**Stated problem**
Please output the records from the line with "List UI elements" up to and including the line with "x-tick-label: 88039.0 (638, 500, 683, 545)" as a two-column CSV with the headers instruction and output. Give one row per record, put each field in quotation marks, replace line breaks with spaces, and leave the pictures out.

**Records shown**

--------------------------------------------------

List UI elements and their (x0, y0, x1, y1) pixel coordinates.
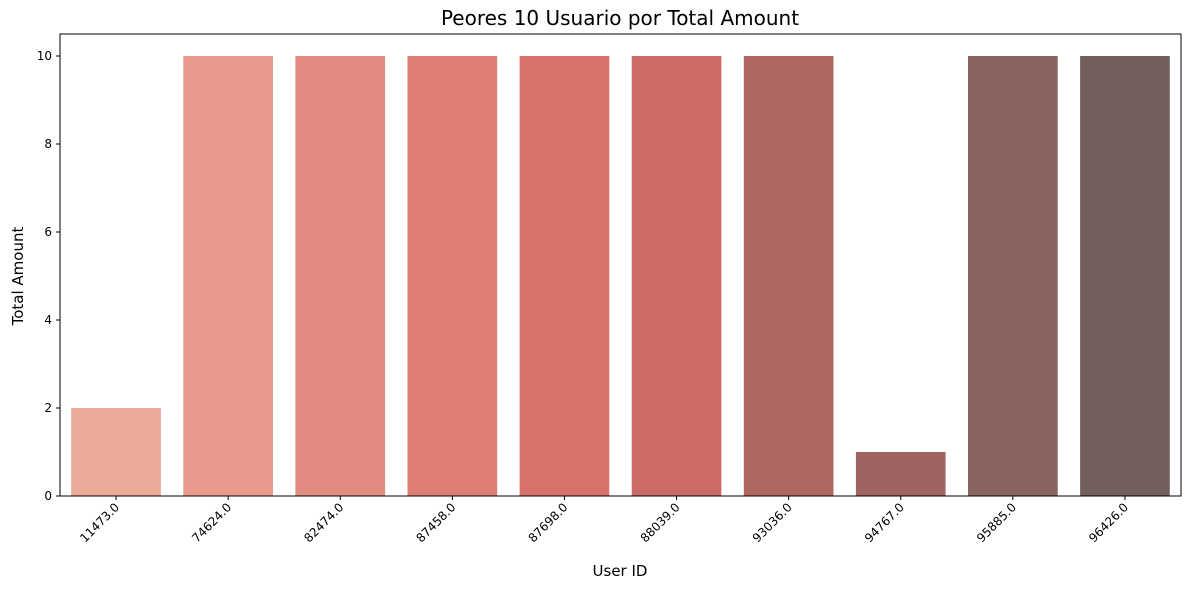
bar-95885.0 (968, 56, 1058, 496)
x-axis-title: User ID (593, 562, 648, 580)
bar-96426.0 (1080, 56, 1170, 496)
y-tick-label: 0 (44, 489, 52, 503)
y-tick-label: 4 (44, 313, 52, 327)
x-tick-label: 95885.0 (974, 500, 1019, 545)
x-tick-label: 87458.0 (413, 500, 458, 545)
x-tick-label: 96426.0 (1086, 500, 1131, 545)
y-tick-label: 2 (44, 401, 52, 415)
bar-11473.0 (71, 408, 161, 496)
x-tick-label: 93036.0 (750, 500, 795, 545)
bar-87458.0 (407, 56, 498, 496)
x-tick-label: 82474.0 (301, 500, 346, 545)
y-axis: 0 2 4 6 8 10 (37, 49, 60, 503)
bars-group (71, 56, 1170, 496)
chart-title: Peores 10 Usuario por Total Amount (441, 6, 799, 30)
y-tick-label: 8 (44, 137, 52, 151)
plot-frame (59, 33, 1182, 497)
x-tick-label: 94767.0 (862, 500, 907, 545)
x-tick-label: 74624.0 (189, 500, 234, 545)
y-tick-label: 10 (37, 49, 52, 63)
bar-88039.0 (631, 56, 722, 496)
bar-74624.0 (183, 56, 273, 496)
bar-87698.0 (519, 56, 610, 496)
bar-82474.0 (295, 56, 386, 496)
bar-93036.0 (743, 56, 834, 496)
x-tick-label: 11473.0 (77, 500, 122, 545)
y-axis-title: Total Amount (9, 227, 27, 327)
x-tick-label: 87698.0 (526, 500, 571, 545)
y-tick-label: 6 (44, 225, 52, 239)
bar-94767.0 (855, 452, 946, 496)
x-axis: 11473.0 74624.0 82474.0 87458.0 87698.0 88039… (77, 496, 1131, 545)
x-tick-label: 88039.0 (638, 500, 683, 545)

--------------------------------------------------

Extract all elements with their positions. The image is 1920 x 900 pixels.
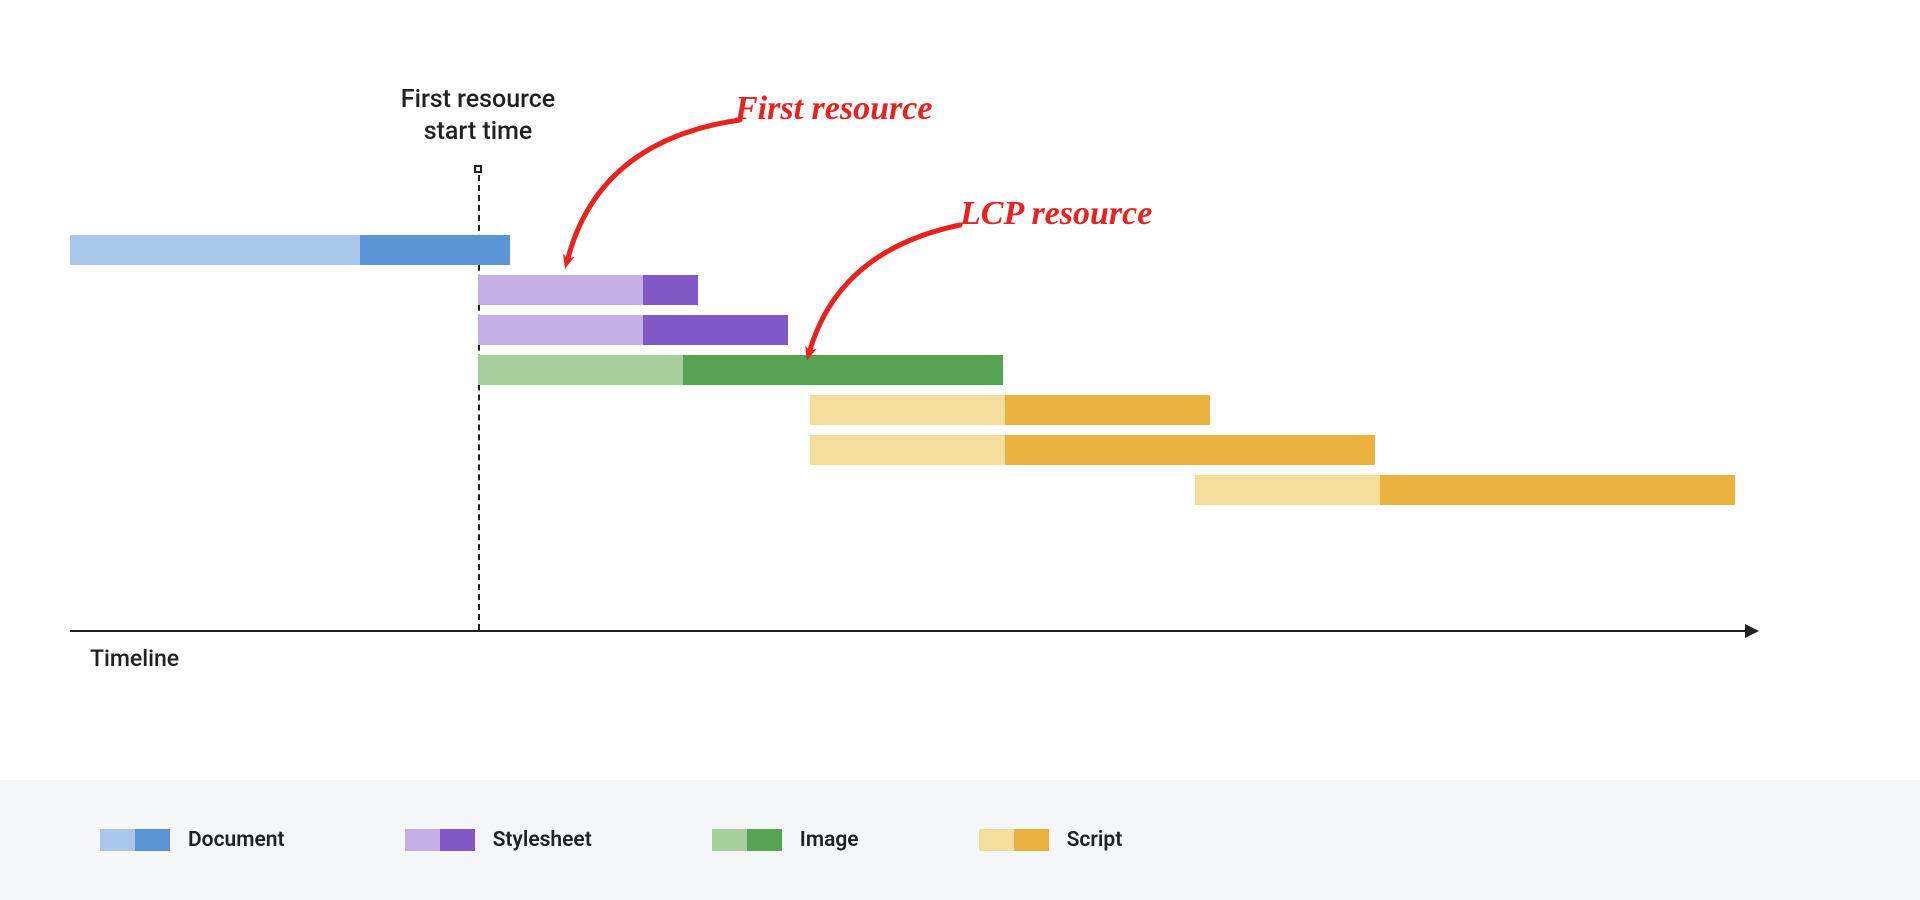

--------------------------------------------------

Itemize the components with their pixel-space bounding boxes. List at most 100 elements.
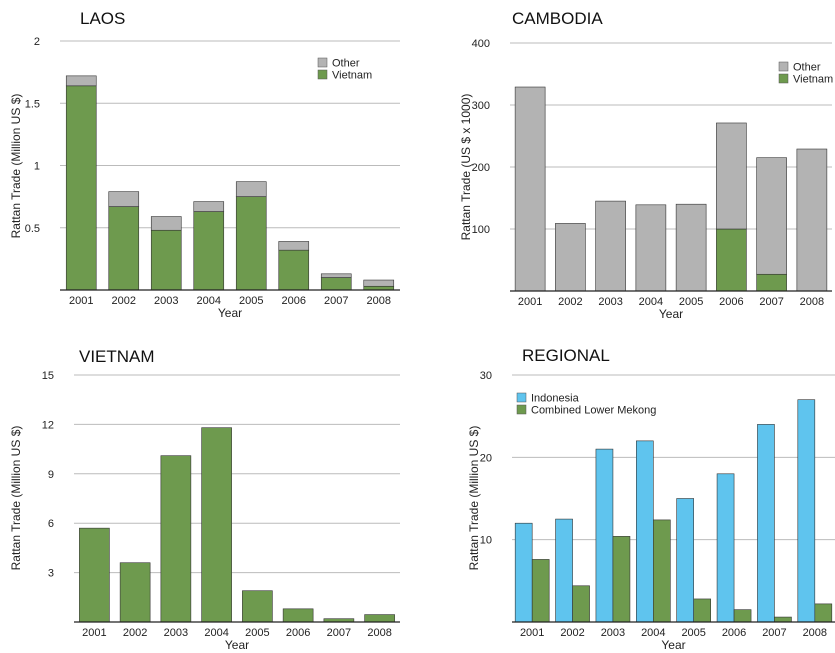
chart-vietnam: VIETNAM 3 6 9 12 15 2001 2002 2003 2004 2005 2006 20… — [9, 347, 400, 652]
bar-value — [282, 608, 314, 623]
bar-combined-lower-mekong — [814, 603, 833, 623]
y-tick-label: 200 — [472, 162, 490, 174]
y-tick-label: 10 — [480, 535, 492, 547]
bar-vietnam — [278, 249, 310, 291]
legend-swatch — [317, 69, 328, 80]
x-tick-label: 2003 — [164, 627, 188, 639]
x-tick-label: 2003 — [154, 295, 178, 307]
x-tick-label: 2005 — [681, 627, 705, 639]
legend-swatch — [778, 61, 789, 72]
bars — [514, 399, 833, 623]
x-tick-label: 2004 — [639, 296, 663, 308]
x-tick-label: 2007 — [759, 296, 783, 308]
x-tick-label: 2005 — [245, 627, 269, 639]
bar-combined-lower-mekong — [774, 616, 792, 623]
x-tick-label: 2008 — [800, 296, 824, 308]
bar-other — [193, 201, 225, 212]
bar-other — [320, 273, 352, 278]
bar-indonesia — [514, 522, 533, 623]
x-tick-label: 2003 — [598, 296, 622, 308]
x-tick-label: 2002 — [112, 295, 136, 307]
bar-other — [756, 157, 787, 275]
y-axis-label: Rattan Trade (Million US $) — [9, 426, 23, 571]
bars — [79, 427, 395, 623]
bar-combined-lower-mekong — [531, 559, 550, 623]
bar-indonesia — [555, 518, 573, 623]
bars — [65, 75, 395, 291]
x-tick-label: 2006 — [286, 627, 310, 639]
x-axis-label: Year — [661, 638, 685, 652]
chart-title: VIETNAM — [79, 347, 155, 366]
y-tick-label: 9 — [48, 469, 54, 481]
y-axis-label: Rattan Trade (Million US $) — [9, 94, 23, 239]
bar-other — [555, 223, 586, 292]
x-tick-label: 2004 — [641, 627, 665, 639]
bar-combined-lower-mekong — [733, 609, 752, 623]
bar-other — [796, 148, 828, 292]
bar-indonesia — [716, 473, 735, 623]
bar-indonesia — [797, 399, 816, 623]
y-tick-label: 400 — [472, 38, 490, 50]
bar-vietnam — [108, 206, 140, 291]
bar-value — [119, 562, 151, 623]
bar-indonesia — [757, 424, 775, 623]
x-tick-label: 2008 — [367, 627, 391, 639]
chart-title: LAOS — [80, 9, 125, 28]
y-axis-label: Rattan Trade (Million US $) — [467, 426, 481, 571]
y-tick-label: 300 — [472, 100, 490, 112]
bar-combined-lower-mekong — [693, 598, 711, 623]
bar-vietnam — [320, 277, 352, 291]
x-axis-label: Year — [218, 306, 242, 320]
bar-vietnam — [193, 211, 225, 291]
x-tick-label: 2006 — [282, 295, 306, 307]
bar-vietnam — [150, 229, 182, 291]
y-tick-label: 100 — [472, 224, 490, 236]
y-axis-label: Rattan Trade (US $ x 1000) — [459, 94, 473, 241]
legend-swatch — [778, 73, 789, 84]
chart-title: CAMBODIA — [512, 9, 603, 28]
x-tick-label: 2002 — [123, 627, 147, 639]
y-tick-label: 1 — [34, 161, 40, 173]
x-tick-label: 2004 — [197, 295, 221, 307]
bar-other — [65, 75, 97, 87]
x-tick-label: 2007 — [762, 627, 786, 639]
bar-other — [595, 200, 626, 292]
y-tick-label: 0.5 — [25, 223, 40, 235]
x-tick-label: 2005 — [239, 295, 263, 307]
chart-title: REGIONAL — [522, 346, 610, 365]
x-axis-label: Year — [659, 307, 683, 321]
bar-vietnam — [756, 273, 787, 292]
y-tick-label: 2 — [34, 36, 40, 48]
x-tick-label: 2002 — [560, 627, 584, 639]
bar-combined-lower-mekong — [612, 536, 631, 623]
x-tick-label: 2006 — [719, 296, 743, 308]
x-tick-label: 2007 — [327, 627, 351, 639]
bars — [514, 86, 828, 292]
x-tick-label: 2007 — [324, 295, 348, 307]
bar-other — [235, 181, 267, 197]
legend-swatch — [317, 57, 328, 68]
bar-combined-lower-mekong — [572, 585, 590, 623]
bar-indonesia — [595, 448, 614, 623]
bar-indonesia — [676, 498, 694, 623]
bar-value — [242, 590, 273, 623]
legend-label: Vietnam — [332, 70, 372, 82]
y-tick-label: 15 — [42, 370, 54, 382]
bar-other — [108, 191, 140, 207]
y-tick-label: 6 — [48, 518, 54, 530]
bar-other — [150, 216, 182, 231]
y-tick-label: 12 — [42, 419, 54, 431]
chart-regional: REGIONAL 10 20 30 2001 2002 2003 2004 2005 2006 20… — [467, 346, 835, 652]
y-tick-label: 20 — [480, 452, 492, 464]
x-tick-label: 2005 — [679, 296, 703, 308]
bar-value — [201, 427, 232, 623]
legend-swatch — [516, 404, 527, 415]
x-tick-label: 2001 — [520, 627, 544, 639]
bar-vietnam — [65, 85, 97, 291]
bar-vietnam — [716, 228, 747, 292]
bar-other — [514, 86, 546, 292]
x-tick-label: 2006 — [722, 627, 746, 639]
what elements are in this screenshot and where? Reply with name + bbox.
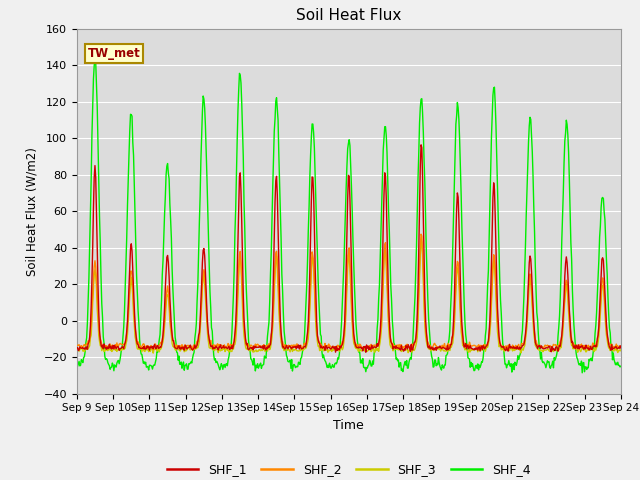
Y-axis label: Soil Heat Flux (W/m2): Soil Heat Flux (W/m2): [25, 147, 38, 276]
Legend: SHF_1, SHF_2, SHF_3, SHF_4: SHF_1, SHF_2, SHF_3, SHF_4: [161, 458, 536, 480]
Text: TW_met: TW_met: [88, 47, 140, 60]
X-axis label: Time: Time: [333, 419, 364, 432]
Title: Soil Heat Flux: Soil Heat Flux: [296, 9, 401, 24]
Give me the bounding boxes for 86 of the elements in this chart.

--------------------------------------------------

**Task result**
instruction,output
"List UI elements and their (x0, y0, x1, y1) pixel coordinates.","bar-95885.0 (968, 56, 1058, 496) x-axis-title: User ID (593, 562, 648, 580) bar-96426.0 (1080, 56, 1170, 496) y-tick-label: 0 (44, 489, 52, 503) y-tick-label: 4 (44, 313, 52, 327) x-tick-label: 95885.0 (974, 500, 1019, 545) x-tick-label: 87458.0 (413, 500, 458, 545) x-tick-label: 96426.0 (1086, 500, 1131, 545) y-tick-label: 2 (44, 401, 52, 415) bar-11473.0 (71, 408, 161, 496) x-tick-label: 93036.0 (750, 500, 795, 545) bar-87458.0 (407, 56, 498, 496) x-tick-label: 82474.0 (301, 500, 346, 545) y-axis: 0 2 4 6 8 10 (37, 49, 60, 503) bars-group (71, 56, 1170, 496) chart-title: Peores 10 Usuario por Total Amount (441, 6, 799, 30) y-tick-label: 8 (44, 137, 52, 151) plot-frame (59, 33, 1182, 497) x-tick-label: 94767.0 (862, 500, 907, 545) x-tick-label: 74624.0 (189, 500, 234, 545) y-tick-label: 10 (37, 49, 52, 63) bar-88039.0 (631, 56, 722, 496) bar-74624.0 (183, 56, 273, 496) bar-87698.0 (519, 56, 610, 496) bar-82474.0 (295, 56, 386, 496) bar-93036.0 (743, 56, 834, 496) x-tick-label: 11473.0 (77, 500, 122, 545) y-axis-title: Total Amount (9, 227, 27, 327) x-tick-label: 87698.0 (526, 500, 571, 545) y-tick-label: 6 (44, 225, 52, 239) bar-94767.0 (855, 452, 946, 496) x-axis: 11473.0 74624.0 82474.0 87458.0 87698.0 88039… (77, 496, 1131, 545) x-tick-label: 88039.0 (638, 500, 683, 545)"